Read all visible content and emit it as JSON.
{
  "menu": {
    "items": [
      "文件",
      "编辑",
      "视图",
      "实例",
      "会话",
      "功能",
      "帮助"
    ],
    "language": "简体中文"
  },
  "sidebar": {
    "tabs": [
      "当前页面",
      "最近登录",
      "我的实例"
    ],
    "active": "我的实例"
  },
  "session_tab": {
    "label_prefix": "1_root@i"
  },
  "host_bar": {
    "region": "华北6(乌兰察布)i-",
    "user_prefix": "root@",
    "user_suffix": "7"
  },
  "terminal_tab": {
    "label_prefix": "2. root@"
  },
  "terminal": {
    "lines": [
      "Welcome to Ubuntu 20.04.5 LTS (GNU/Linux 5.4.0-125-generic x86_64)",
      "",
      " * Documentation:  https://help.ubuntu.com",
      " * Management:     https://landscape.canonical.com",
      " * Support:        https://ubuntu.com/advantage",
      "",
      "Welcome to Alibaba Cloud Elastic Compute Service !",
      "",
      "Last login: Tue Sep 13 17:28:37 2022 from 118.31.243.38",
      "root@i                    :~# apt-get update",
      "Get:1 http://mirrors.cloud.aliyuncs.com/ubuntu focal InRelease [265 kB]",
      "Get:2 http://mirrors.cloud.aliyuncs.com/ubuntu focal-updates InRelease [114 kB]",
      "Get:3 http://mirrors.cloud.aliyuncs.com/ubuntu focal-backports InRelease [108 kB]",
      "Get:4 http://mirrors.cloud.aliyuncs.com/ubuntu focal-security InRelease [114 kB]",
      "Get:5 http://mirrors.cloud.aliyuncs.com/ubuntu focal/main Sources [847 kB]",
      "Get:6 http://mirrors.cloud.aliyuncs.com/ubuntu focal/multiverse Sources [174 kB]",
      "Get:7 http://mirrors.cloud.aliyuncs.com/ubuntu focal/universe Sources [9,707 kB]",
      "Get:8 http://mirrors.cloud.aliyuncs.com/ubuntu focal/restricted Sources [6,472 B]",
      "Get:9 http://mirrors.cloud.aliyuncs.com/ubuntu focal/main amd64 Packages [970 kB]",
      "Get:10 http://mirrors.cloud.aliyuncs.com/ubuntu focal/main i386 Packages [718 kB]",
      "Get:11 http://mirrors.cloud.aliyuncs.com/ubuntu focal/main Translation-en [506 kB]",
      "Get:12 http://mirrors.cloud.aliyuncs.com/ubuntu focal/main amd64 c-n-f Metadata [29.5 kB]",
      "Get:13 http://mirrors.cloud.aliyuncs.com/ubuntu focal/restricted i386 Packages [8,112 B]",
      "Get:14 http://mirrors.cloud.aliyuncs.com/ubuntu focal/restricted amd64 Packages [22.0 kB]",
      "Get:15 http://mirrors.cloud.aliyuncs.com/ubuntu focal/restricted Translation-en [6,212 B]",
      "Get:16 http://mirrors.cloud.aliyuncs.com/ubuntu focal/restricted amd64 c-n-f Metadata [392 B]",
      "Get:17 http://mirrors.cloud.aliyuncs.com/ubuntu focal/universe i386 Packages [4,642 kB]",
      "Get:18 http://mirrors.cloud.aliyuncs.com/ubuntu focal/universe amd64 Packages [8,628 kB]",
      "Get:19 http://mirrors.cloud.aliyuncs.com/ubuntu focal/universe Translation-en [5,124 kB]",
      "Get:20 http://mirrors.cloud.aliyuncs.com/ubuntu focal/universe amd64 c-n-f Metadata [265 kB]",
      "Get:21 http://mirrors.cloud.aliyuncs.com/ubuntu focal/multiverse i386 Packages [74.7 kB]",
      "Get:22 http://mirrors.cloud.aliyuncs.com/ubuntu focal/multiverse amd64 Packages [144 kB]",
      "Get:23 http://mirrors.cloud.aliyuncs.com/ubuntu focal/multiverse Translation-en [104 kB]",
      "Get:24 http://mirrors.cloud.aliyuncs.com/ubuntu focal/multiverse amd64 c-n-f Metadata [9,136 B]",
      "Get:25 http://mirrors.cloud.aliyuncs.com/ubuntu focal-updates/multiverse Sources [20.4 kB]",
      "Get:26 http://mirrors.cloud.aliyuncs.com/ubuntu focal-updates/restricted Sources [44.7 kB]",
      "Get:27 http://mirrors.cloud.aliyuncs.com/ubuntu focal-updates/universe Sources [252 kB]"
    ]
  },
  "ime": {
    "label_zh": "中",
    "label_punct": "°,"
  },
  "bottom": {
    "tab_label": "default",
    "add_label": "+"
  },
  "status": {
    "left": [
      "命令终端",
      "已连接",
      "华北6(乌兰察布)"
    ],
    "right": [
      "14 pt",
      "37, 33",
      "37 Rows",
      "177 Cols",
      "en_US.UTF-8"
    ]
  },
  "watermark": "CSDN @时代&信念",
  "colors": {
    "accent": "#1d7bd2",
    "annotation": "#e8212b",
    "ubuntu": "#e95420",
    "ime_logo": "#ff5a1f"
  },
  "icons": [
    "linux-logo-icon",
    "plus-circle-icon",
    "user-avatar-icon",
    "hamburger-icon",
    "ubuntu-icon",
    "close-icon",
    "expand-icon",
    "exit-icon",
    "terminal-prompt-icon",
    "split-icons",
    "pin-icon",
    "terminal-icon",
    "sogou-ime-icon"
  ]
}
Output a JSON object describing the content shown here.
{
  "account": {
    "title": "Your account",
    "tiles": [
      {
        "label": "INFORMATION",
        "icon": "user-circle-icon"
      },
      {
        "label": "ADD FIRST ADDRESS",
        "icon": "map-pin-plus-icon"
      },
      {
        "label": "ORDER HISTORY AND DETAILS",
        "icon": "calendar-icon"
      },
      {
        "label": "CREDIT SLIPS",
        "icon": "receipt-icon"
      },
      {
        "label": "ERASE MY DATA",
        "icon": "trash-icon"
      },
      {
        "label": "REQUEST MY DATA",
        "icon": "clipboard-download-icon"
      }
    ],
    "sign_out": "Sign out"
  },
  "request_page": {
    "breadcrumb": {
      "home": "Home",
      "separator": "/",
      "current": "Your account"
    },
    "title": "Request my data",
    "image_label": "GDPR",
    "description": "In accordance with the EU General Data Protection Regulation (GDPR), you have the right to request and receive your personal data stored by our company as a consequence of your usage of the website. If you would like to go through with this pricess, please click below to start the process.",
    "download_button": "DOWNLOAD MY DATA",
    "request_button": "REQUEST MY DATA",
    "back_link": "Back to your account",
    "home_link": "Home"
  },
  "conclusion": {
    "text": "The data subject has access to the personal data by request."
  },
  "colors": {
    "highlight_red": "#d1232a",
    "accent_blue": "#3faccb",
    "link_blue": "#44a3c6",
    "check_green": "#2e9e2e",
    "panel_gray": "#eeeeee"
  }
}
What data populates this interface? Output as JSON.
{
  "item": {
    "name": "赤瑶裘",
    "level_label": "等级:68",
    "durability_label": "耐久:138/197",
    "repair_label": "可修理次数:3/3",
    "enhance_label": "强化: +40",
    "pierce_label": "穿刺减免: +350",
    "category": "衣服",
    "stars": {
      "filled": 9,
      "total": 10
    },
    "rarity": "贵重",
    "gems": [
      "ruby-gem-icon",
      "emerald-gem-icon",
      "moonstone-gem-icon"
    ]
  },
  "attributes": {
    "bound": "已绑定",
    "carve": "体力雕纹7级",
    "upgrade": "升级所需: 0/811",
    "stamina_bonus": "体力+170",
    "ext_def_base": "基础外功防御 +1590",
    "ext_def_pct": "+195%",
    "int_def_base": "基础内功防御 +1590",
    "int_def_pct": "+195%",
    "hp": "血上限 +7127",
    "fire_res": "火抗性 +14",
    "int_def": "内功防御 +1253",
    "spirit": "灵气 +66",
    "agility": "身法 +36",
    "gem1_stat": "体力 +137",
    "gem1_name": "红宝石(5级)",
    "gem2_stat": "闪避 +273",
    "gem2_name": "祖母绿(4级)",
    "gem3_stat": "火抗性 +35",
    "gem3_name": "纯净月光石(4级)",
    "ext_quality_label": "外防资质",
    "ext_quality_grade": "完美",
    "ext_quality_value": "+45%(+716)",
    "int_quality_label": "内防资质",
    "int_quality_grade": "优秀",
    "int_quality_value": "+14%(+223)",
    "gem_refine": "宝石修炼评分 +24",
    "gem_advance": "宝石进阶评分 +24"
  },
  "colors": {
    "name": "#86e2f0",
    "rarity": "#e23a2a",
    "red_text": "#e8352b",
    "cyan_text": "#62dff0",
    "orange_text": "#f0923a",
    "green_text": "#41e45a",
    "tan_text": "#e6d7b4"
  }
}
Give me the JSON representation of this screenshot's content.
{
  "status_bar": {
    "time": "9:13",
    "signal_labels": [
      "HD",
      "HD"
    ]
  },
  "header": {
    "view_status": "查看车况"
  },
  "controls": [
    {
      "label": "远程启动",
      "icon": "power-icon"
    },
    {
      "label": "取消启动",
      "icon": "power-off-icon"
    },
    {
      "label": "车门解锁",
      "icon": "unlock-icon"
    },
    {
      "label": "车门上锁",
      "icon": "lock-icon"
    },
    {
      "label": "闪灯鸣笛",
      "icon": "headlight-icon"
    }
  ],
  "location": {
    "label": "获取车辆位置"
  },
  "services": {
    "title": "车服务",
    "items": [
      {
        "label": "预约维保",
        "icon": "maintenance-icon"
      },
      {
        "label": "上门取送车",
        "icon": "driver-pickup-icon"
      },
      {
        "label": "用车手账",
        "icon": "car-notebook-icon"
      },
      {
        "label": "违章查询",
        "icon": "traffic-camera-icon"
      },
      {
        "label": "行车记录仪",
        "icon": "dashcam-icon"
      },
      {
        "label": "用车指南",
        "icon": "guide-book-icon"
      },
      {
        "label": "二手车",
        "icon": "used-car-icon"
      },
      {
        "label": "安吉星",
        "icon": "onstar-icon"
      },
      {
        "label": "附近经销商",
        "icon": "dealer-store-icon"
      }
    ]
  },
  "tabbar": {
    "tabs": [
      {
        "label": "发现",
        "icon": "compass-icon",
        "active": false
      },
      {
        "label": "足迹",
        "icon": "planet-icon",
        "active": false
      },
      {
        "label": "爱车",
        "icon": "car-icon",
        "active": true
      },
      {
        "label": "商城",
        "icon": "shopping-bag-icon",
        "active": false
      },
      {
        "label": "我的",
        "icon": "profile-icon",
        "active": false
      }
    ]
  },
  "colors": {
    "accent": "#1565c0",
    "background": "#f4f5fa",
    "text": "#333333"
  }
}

________________________________________

TASK REQUIREMENTS:
Go through the material and select each line with the string "circle" in it.

SOLUTION FOR THIS TASK:
    "plus-circle-icon",
        "icon": "user-circle-icon"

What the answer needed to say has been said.